■ What is expected: Your task is to print every entry below exactly as given.
· · · · · · ·
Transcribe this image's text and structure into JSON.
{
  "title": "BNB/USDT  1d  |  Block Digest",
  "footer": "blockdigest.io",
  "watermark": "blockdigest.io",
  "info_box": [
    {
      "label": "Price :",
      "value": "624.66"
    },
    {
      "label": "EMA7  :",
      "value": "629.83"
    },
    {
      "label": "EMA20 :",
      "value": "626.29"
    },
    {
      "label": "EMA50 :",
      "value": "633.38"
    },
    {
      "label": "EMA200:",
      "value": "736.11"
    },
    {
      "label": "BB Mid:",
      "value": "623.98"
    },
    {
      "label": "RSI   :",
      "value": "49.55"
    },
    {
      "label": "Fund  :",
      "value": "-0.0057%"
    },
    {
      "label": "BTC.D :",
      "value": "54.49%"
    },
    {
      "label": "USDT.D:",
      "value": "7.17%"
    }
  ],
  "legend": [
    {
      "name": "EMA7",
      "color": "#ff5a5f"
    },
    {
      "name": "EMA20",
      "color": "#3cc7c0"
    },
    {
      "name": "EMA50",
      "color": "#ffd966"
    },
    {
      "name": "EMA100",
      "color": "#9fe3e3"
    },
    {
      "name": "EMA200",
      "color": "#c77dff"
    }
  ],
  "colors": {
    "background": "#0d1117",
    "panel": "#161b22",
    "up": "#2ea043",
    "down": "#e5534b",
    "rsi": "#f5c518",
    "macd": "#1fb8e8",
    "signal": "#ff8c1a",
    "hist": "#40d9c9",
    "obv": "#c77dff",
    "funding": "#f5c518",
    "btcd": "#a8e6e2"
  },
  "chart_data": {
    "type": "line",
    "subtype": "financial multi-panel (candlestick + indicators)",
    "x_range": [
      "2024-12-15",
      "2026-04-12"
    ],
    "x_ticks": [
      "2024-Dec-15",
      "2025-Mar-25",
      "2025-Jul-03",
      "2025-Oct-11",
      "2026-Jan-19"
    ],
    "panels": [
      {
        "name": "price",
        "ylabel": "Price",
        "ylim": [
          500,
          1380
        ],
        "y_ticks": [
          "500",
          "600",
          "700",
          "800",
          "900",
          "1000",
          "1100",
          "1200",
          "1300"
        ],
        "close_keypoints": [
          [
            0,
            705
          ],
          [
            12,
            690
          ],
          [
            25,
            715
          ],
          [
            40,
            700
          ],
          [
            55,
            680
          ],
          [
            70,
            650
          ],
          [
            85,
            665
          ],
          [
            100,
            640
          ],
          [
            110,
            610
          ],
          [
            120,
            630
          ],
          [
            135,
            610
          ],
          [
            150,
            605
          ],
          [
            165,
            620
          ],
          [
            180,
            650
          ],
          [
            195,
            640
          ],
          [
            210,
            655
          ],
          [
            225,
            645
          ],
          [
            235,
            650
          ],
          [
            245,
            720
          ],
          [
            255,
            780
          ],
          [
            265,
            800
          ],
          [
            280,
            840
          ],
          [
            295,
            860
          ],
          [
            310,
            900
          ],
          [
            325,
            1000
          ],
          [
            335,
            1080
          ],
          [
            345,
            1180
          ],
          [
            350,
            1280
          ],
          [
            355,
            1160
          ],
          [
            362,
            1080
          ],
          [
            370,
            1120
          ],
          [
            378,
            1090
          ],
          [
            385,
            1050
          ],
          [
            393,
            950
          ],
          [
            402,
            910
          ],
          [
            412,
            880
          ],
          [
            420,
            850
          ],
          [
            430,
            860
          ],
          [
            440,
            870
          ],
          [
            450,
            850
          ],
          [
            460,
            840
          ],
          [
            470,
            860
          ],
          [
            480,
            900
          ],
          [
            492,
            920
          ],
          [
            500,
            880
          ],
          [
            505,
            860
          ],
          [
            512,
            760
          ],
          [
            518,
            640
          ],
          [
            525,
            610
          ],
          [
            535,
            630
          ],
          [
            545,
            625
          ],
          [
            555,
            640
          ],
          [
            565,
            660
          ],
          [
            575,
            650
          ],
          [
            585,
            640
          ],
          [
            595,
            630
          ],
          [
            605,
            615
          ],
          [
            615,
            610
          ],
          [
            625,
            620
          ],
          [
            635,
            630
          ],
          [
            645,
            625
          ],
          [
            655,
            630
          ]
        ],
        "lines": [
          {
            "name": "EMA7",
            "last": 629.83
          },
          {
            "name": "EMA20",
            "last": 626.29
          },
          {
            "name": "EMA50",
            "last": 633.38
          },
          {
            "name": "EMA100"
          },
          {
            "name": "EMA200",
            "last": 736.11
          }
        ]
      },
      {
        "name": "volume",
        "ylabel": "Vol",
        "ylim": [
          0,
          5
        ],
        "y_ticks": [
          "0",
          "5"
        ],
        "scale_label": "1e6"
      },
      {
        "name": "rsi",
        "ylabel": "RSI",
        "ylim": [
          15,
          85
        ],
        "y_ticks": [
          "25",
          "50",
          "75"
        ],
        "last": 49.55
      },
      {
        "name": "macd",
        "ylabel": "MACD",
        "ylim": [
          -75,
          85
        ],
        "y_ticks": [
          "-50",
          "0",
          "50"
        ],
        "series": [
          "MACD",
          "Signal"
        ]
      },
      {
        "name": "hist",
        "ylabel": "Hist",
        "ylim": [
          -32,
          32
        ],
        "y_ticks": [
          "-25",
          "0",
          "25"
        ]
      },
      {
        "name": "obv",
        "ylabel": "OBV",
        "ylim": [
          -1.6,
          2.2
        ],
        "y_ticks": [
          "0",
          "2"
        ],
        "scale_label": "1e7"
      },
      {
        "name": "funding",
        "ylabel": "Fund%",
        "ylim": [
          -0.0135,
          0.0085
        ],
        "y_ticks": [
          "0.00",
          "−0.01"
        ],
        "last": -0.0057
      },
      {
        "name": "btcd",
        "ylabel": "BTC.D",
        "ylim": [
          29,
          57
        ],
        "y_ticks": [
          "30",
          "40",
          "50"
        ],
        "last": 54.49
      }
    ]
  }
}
· · · · · · ·
■ Problem solution:
Transcribe this image's text and structure into JSON.
{
  "title": "BNB/USDT  1d  |  Block Digest",
  "footer": "blockdigest.io",
  "watermark": "blockdigest.io",
  "info_box": [
    {
      "label": "Price :",
      "value": "624.66"
    },
    {
      "label": "EMA7  :",
      "value": "629.83"
    },
    {
      "label": "EMA20 :",
      "value": "626.29"
    },
    {
      "label": "EMA50 :",
      "value": "633.38"
    },
    {
      "label": "EMA200:",
      "value": "736.11"
    },
    {
      "label": "BB Mid:",
      "value": "623.98"
    },
    {
      "label": "RSI   :",
      "value": "49.55"
    },
    {
      "label": "Fund  :",
      "value": "-0.0057%"
    },
    {
      "label": "BTC.D :",
      "value": "54.49%"
    },
    {
      "label": "USDT.D:",
      "value": "7.17%"
    }
  ],
  "legend": [
    {
      "name": "EMA7",
      "color": "#ff5a5f"
    },
    {
      "name": "EMA20",
      "color": "#3cc7c0"
    },
    {
      "name": "EMA50",
      "color": "#ffd966"
    },
    {
      "name": "EMA100",
      "color": "#9fe3e3"
    },
    {
      "name": "EMA200",
      "color": "#c77dff"
    }
  ],
  "colors": {
    "background": "#0d1117",
    "panel": "#161b22",
    "up": "#2ea043",
    "down": "#e5534b",
    "rsi": "#f5c518",
    "macd": "#1fb8e8",
    "signal": "#ff8c1a",
    "hist": "#40d9c9",
    "obv": "#c77dff",
    "funding": "#f5c518",
    "btcd": "#a8e6e2"
  },
  "chart_data": {
    "type": "line",
    "subtype": "financial multi-panel (candlestick + indicators)",
    "x_range": [
      "2024-12-15",
      "2026-04-12"
    ],
    "x_ticks": [
      "2024-Dec-15",
      "2025-Mar-25",
      "2025-Jul-03",
      "2025-Oct-11",
      "2026-Jan-19"
    ],
    "panels": [
      {
        "name": "price",
        "ylabel": "Price",
        "ylim": [
          500,
          1380
        ],
        "y_ticks": [
          "500",
          "600",
          "700",
          "800",
          "900",
          "1000",
          "1100",
          "1200",
          "1300"
        ],
        "close_keypoints": [
          [
            0,
            705
          ],
          [
            12,
            690
          ],
          [
            25,
            715
          ],
          [
            40,
            700
          ],
          [
            55,
            680
          ],
          [
            70,
            650
          ],
          [
            85,
            665
          ],
          [
            100,
            640
          ],
          [
            110,
            610
          ],
          [
            120,
            630
          ],
          [
            135,
            610
          ],
          [
            150,
            605
          ],
          [
            165,
            620
          ],
          [
            180,
            650
          ],
          [
            195,
            640
          ],
          [
            210,
            655
          ],
          [
            225,
            645
          ],
          [
            235,
            650
          ],
          [
            245,
            720
          ],
          [
            255,
            780
          ],
          [
            265,
            800
          ],
          [
            280,
            840
          ],
          [
            295,
            860
          ],
          [
            310,
            900
          ],
          [
            325,
            1000
          ],
          [
            335,
            1080
          ],
          [
            345,
            1180
          ],
          [
            350,
            1280
          ],
          [
            355,
            1160
          ],
          [
            362,
            1080
          ],
          [
            370,
            1120
          ],
          [
            378,
            1090
          ],
          [
            385,
            1050
          ],
          [
            393,
            950
          ],
          [
            402,
            910
          ],
          [
            412,
            880
          ],
          [
            420,
            850
          ],
          [
            430,
            860
          ],
          [
            440,
            870
          ],
          [
            450,
            850
          ],
          [
            460,
            840
          ],
          [
            470,
            860
          ],
          [
            480,
            900
          ],
          [
            492,
            920
          ],
          [
            500,
            880
          ],
          [
            505,
            860
          ],
          [
            512,
            760
          ],
          [
            518,
            640
          ],
          [
            525,
            610
          ],
          [
            535,
            630
          ],
          [
            545,
            625
          ],
          [
            555,
            640
          ],
          [
            565,
            660
          ],
          [
            575,
            650
          ],
          [
            585,
            640
          ],
          [
            595,
            630
          ],
          [
            605,
            615
          ],
          [
            615,
            610
          ],
          [
            625,
            620
          ],
          [
            635,
            630
          ],
          [
            645,
            625
          ],
          [
            655,
            630
          ]
        ],
        "lines": [
          {
            "name": "EMA7",
            "last": 629.83
          },
          {
            "name": "EMA20",
            "last": 626.29
          },
          {
            "name": "EMA50",
            "last": 633.38
          },
          {
            "name": "EMA100"
          },
          {
            "name": "EMA200",
            "last": 736.11
          }
        ]
      },
      {
        "name": "volume",
        "ylabel": "Vol",
        "ylim": [
          0,
          5
        ],
        "y_ticks": [
          "0",
          "5"
        ],
        "scale_label": "1e6"
      },
      {
        "name": "rsi",
        "ylabel": "RSI",
        "ylim": [
          15,
          85
        ],
        "y_ticks": [
          "25",
          "50",
          "75"
        ],
        "last": 49.55
      },
      {
        "name": "macd",
        "ylabel": "MACD",
        "ylim": [
          -75,
          85
        ],
        "y_ticks": [
          "-50",
          "0",
          "50"
        ],
        "series": [
          "MACD",
          "Signal"
        ]
      },
      {
        "name": "hist",
        "ylabel": "Hist",
        "ylim": [
          -32,
          32
        ],
        "y_ticks": [
          "-25",
          "0",
          "25"
        ]
      },
      {
        "name": "obv",
        "ylabel": "OBV",
        "ylim": [
          -1.6,
          2.2
        ],
        "y_ticks": [
          "0",
          "2"
        ],
        "scale_label": "1e7"
      },
      {
        "name": "funding",
        "ylabel": "Fund%",
        "ylim": [
          -0.0135,
          0.0085
        ],
        "y_ticks": [
          "0.00",
          "−0.01"
        ],
        "last": -0.0057
      },
      {
        "name": "btcd",
        "ylabel": "BTC.D",
        "ylim": [
          29,
          57
        ],
        "y_ticks": [
          "30",
          "40",
          "50"
        ],
        "last": 54.49
      }
    ]
  }
}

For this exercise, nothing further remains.